■ What to work on ■
Look through the data for the string "Menschen". Copy every line where it is found.

■ Items ■

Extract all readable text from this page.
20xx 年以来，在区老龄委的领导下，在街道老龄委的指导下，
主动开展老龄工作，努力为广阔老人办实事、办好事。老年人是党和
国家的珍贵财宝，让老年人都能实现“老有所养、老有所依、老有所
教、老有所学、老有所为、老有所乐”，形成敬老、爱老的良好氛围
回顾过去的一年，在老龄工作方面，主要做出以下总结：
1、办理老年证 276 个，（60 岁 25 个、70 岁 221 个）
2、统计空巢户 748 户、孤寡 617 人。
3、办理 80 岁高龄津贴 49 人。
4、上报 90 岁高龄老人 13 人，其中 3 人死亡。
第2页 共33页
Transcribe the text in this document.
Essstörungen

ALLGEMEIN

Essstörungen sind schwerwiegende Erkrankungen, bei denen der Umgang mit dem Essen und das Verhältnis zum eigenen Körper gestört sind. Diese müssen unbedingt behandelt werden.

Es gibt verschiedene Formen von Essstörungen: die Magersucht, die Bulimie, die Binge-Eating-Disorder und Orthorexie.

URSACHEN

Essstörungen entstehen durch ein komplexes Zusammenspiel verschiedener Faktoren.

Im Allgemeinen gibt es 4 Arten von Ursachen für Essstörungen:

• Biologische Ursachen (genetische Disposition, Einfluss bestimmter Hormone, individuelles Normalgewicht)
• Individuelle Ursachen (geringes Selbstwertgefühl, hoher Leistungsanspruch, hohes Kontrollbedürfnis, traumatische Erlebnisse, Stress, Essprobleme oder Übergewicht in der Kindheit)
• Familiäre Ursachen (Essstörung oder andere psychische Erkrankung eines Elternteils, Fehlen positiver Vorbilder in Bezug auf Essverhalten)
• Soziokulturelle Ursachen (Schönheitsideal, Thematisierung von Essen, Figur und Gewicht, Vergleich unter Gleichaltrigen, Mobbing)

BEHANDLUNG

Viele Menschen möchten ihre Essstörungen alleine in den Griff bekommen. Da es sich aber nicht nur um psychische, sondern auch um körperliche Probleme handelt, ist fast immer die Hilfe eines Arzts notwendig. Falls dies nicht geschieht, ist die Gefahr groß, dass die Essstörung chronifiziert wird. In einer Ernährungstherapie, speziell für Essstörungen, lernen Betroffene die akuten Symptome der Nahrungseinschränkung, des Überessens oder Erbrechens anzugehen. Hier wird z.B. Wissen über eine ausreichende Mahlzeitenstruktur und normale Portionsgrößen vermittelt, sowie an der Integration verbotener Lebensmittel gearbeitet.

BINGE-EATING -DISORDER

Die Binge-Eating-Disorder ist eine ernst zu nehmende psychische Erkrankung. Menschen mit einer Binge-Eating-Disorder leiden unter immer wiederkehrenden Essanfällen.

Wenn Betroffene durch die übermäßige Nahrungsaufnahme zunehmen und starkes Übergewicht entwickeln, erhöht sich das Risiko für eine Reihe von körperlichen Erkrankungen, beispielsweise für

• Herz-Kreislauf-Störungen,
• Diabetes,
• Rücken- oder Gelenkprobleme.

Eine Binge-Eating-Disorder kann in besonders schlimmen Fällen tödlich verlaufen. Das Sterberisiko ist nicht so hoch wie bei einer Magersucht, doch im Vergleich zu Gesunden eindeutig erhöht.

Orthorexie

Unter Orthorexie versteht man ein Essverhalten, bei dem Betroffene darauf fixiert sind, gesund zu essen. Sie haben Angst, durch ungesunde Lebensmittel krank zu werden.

■ Written response ■
Viele Menschen möchten ihre Essstörungen alleine in den Griff bekommen. Da es sich aber nicht nur um psychische, sondern auch um körperliche Probleme handelt, ist fast immer die Hilfe eines Arzts notwendig. Falls dies nicht geschieht, ist die Gefahr groß, dass die Essstörung chronifiziert wird. In einer Ernährungstherapie, speziell für Essstörungen, lernen Betroffene die akuten Symptome der Nahrungseinschränkung, des Überessens oder Erbrechens anzugehen. Hier wird z.B. Wissen über eine ausreichende Mahlzeitenstruktur und normale Portionsgrößen vermittelt, sowie an der Integration verbotener Lebensmittel gearbeitet.
Die Binge-Eating-Disorder ist eine ernst zu nehmende psychische Erkrankung. Menschen mit einer Binge-Eating-Disorder leiden unter immer wiederkehrenden Essanfällen.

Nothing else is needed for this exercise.